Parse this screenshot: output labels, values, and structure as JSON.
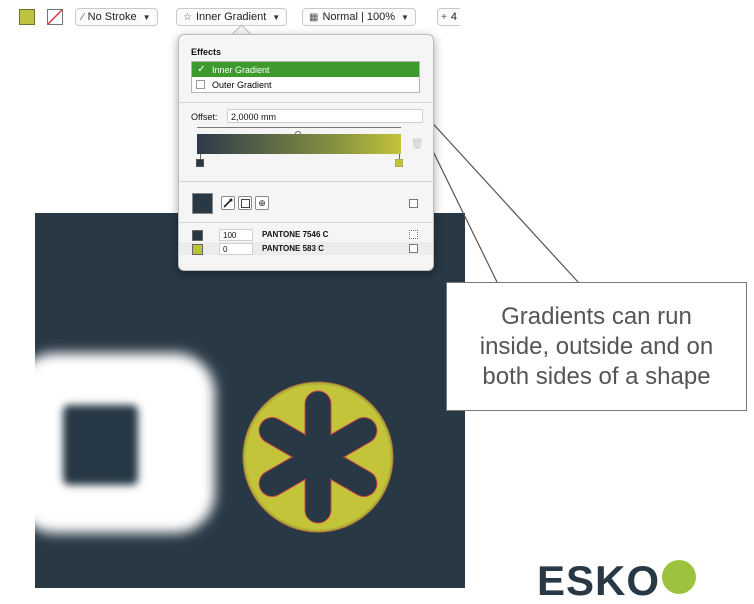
{
  "toolbar": {
    "fill_color": "#bcc33c",
    "stroke_label": "No Stroke",
    "stroke_icon": "pen-icon",
    "effect_label": "Inner Gradient",
    "effect_icon": "star-icon",
    "blend_label": "Normal | 100%",
    "blend_icon": "blend-icon",
    "extra_label": "4"
  },
  "effects_panel": {
    "title": "Effects",
    "items": [
      {
        "label": "Inner Gradient",
        "checked": true
      },
      {
        "label": "Outer Gradient",
        "checked": false
      }
    ],
    "offset_label": "Offset:",
    "offset_value": "2,0000 mm",
    "gradient_start_color": "#2c3a4a",
    "gradient_end_color": "#c3c43a",
    "inks": [
      {
        "value": "100",
        "name": "PANTONE 7546 C",
        "color": "#283845"
      },
      {
        "value": "0",
        "name": "PANTONE 583 C",
        "color": "#b8c23a"
      }
    ]
  },
  "callout": {
    "text_line1": "Gradients can run",
    "text_line2": "inside, outside and on",
    "text_line3": "both sides of a shape"
  },
  "artwork": {
    "background_color": "#283845",
    "accent_color": "#c3c43a"
  },
  "brand": {
    "logo_text": "ESKO"
  }
}
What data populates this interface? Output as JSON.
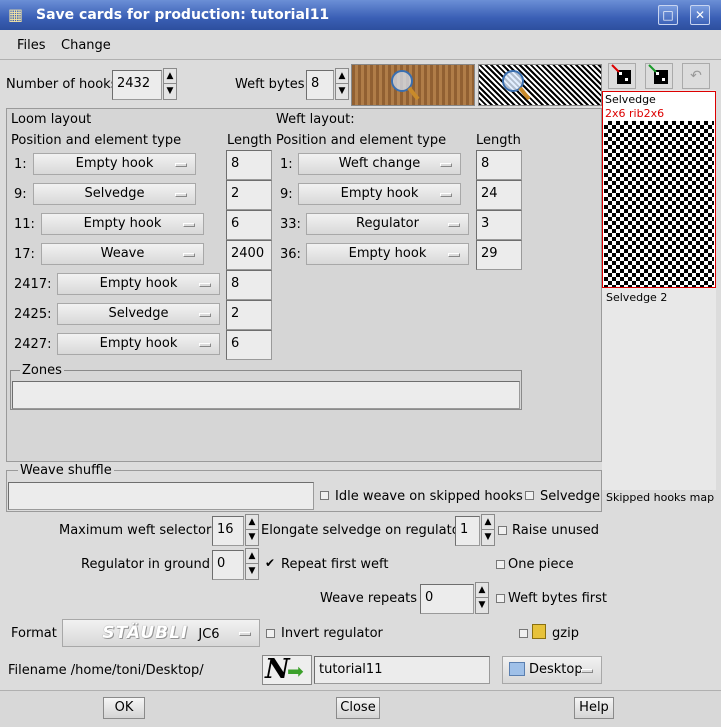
{
  "window": {
    "title": "Save cards for production: tutorial11"
  },
  "menu": [
    "Files",
    "Change"
  ],
  "top": {
    "hooks_label": "Number of hooks",
    "hooks_value": "2432",
    "weft_bytes_label": "Weft bytes",
    "weft_bytes_value": "8"
  },
  "loom": {
    "title": "Loom layout",
    "col1": "Position and element type",
    "col2": "Length",
    "rows": [
      {
        "pos": "1:",
        "type": "Empty hook",
        "len": "8"
      },
      {
        "pos": "9:",
        "type": "Selvedge",
        "len": "2"
      },
      {
        "pos": "11:",
        "type": "Empty hook",
        "len": "6"
      },
      {
        "pos": "17:",
        "type": "Weave",
        "len": "2400"
      },
      {
        "pos": "2417:",
        "type": "Empty hook",
        "len": "8"
      },
      {
        "pos": "2425:",
        "type": "Selvedge",
        "len": "2"
      },
      {
        "pos": "2427:",
        "type": "Empty hook",
        "len": "6"
      }
    ]
  },
  "weft": {
    "title": "Weft layout:",
    "col1": "Position and element type",
    "col2": "Length",
    "rows": [
      {
        "pos": "1:",
        "type": "Weft change",
        "len": "8"
      },
      {
        "pos": "9:",
        "type": "Empty hook",
        "len": "24"
      },
      {
        "pos": "33:",
        "type": "Regulator",
        "len": "3"
      },
      {
        "pos": "36:",
        "type": "Empty hook",
        "len": "29"
      }
    ]
  },
  "zones": {
    "label": "Zones",
    "value": ""
  },
  "shuffle": {
    "label": "Weave shuffle",
    "value": "",
    "idle": "Idle weave on skipped hooks",
    "selvedge": "Selvedge"
  },
  "side": {
    "title": "Selvedge",
    "subtitle": "2x6 rib2x6",
    "second": "Selvedge 2",
    "skipped": "Skipped hooks map"
  },
  "opts": {
    "max_weft_label": "Maximum weft selectors",
    "max_weft_value": "16",
    "elongate_label": "Elongate selvedge on regulator",
    "elongate_value": "1",
    "raise_unused": "Raise unused",
    "reg_ground_label": "Regulator in ground",
    "reg_ground_value": "0",
    "repeat_first": "Repeat first weft",
    "one_piece": "One piece",
    "weave_repeats_label": "Weave repeats",
    "weave_repeats_value": "0",
    "weft_bytes_first": "Weft bytes first",
    "format_label": "Format",
    "format_brand": "STÄUBLI",
    "format_model": "JC6",
    "invert_reg": "Invert regulator",
    "gzip": "gzip"
  },
  "file": {
    "label": "Filename /home/toni/Desktop/",
    "value": "tutorial11",
    "location": "Desktop"
  },
  "buttons": {
    "ok": "OK",
    "close": "Close",
    "help": "Help"
  }
}
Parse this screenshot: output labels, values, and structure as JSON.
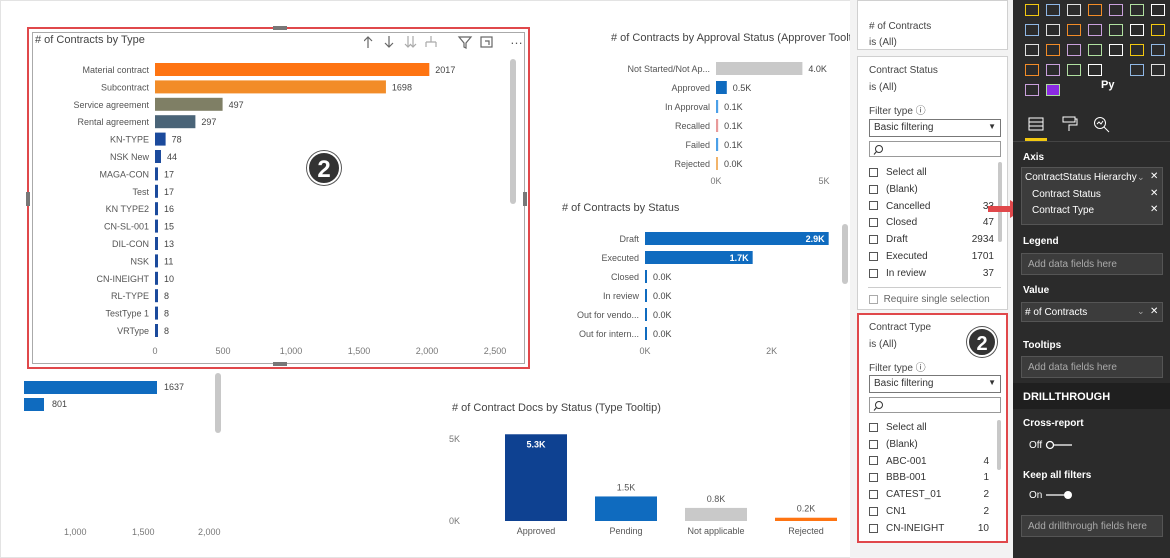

____________

▶ [Instruction]
Tally the lines of the records holding the word "skipped", then state only the tally.

▶ [Written response]
2